● What you are asked to do: Go through the records and copy each line where the word "Maxim" occurs.

[Records excerpted from a collection]
◆ ◆ ◆
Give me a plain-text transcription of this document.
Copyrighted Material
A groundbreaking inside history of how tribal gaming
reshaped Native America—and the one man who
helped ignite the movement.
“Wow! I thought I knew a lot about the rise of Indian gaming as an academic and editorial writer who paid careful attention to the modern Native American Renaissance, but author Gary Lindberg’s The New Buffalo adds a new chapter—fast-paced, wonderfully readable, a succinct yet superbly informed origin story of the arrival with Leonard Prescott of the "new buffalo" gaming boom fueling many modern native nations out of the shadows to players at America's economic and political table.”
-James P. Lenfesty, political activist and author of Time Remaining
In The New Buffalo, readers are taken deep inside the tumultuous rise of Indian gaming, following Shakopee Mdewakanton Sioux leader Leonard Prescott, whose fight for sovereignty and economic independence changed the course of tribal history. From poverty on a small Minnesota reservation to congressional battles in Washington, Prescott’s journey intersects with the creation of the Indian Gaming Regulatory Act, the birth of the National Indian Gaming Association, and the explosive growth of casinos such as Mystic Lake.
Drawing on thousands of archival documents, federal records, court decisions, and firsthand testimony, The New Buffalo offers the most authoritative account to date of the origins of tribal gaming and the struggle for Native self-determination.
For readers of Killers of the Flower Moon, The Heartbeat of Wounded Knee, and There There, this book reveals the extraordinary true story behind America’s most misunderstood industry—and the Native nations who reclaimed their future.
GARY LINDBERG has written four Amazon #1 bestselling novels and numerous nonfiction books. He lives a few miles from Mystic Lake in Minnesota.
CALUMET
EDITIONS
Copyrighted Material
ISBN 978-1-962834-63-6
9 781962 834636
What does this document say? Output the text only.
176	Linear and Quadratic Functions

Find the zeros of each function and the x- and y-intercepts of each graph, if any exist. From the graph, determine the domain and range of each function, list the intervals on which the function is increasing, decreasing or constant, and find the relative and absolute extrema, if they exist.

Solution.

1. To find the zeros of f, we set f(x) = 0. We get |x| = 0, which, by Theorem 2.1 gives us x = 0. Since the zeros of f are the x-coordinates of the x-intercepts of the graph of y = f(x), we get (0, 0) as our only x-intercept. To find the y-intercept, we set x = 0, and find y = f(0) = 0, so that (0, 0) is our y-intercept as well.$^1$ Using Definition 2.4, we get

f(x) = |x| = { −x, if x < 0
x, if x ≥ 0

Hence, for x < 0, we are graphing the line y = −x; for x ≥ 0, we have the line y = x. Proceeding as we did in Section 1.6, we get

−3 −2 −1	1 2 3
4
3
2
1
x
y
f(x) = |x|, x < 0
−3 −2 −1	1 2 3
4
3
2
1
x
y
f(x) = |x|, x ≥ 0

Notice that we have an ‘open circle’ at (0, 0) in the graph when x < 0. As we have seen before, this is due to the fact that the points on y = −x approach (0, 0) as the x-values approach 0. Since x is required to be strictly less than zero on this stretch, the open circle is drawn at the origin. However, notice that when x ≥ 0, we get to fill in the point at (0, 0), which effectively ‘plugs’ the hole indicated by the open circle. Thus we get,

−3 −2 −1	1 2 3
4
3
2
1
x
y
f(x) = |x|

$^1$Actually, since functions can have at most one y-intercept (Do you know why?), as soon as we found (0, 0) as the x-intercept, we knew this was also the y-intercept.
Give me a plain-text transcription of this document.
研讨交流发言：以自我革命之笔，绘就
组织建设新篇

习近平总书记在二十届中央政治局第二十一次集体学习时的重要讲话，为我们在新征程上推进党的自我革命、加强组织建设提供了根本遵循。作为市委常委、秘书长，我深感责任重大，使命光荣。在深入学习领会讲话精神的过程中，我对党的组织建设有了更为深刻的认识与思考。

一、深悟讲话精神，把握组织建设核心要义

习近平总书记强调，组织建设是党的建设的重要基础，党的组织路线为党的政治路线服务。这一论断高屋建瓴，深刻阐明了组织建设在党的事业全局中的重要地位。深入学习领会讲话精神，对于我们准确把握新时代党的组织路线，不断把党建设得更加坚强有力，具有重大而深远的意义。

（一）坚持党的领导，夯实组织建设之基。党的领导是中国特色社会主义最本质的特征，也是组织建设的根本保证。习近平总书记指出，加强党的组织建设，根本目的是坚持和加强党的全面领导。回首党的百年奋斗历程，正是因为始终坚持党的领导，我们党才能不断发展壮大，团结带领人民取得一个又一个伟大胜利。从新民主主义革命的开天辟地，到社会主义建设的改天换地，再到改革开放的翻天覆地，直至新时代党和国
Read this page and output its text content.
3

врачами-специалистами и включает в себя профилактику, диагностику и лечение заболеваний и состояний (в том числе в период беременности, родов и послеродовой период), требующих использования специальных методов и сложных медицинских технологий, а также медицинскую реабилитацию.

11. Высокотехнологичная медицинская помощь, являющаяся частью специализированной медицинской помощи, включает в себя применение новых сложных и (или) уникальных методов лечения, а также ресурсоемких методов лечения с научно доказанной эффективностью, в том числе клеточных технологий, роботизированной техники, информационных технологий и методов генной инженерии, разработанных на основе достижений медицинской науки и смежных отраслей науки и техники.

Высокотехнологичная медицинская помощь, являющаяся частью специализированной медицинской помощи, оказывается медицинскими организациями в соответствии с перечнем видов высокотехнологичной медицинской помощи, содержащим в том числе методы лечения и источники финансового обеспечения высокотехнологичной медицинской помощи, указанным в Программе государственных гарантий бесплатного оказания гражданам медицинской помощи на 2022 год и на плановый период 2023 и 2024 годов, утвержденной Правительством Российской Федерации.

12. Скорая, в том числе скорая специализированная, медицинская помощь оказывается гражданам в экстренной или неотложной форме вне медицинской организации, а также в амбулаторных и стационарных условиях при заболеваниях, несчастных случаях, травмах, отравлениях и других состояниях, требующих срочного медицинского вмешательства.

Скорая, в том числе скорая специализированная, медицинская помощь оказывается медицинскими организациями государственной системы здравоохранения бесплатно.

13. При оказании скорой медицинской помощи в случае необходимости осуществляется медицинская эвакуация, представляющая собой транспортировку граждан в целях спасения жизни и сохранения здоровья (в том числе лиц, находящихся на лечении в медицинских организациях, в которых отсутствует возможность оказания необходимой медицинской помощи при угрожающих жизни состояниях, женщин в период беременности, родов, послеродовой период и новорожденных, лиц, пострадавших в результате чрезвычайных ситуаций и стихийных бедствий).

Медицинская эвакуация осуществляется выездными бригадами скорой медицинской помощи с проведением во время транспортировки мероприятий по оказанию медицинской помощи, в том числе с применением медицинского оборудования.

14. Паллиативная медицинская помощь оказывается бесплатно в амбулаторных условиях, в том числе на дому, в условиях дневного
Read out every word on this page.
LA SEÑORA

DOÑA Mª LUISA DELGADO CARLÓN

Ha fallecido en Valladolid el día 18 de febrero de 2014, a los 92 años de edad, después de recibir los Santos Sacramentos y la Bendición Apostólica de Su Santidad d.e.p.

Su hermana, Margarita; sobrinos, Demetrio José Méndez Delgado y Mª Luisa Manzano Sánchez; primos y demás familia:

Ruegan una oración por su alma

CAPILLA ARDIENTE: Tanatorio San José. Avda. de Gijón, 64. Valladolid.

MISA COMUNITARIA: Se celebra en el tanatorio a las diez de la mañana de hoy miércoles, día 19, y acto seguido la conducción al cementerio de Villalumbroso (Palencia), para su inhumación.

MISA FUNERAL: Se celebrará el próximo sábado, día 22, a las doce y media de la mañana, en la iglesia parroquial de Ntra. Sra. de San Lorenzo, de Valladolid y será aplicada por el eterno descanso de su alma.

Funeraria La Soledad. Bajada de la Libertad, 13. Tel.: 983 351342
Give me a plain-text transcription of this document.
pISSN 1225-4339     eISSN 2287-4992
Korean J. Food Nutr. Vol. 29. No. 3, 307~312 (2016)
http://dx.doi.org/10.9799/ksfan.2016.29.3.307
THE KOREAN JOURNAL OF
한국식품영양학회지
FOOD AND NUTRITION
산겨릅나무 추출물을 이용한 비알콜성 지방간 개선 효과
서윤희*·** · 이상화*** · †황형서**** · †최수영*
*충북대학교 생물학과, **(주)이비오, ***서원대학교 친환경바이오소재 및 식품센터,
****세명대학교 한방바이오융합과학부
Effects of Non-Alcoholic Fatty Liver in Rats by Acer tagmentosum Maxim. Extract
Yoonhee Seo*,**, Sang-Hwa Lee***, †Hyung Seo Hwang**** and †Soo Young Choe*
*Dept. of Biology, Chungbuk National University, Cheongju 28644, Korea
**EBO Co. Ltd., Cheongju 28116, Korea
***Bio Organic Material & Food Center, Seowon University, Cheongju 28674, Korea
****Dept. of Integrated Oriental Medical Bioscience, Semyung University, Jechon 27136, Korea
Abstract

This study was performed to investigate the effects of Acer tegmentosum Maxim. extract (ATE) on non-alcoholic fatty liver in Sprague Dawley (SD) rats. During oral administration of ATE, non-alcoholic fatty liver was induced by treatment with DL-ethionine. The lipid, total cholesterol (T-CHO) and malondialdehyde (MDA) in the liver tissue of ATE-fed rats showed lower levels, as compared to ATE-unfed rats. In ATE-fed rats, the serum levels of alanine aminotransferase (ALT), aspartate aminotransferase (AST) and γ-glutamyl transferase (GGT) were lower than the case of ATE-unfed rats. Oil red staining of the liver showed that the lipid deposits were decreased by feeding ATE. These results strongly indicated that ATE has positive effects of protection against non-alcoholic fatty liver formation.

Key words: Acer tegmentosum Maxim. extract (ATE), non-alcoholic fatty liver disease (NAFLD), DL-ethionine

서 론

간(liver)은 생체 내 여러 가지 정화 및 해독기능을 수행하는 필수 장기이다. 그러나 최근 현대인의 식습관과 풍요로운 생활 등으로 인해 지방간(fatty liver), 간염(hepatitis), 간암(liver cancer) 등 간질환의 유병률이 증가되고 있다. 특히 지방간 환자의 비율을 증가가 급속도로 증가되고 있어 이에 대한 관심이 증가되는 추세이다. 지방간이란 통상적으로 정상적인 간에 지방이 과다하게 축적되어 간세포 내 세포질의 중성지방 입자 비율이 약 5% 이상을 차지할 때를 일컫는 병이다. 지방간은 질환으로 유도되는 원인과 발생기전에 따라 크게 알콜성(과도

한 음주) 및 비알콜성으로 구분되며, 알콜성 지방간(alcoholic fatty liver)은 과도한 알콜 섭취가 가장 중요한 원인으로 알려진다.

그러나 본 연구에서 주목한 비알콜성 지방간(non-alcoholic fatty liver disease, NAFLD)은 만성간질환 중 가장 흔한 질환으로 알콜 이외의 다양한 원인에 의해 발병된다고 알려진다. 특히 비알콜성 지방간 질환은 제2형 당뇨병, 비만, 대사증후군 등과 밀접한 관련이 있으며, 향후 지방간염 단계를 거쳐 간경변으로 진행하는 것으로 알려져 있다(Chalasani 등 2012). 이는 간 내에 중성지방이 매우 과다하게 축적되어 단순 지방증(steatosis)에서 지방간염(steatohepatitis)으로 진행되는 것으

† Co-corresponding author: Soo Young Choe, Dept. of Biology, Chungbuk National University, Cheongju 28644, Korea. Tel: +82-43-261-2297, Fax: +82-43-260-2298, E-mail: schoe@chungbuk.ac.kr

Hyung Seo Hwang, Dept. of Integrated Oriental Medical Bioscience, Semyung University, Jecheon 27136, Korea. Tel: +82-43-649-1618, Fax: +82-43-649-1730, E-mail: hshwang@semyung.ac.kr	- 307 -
◆ ◆ ◆
● Solution to this task:
Effects of Non-Alcoholic Fatty Liver in Rats by Acer tagmentosum Maxim. Extract
This study was performed to investigate the effects of Acer tegmentosum Maxim. extract (ATE) on non-alcoholic fatty liver in Sprague Dawley (SD) rats. During oral administration of ATE, non-alcoholic fatty liver was induced by treatment with DL-ethionine. The lipid, total cholesterol (T-CHO) and malondialdehyde (MDA) in the liver tissue of ATE-fed rats showed lower levels, as compared to ATE-unfed rats. In ATE-fed rats, the serum levels of alanine aminotransferase (ALT), aspartate aminotransferase (AST) and γ-glutamyl transferase (GGT) were lower than the case of ATE-unfed rats. Oil red staining of the liver showed that the lipid deposits were decreased by feeding ATE. These results strongly indicated that ATE has positive effects of protection against non-alcoholic fatty liver formation.
Key words: Acer tegmentosum Maxim. extract (ATE), non-alcoholic fatty liver disease (NAFLD), DL-ethionine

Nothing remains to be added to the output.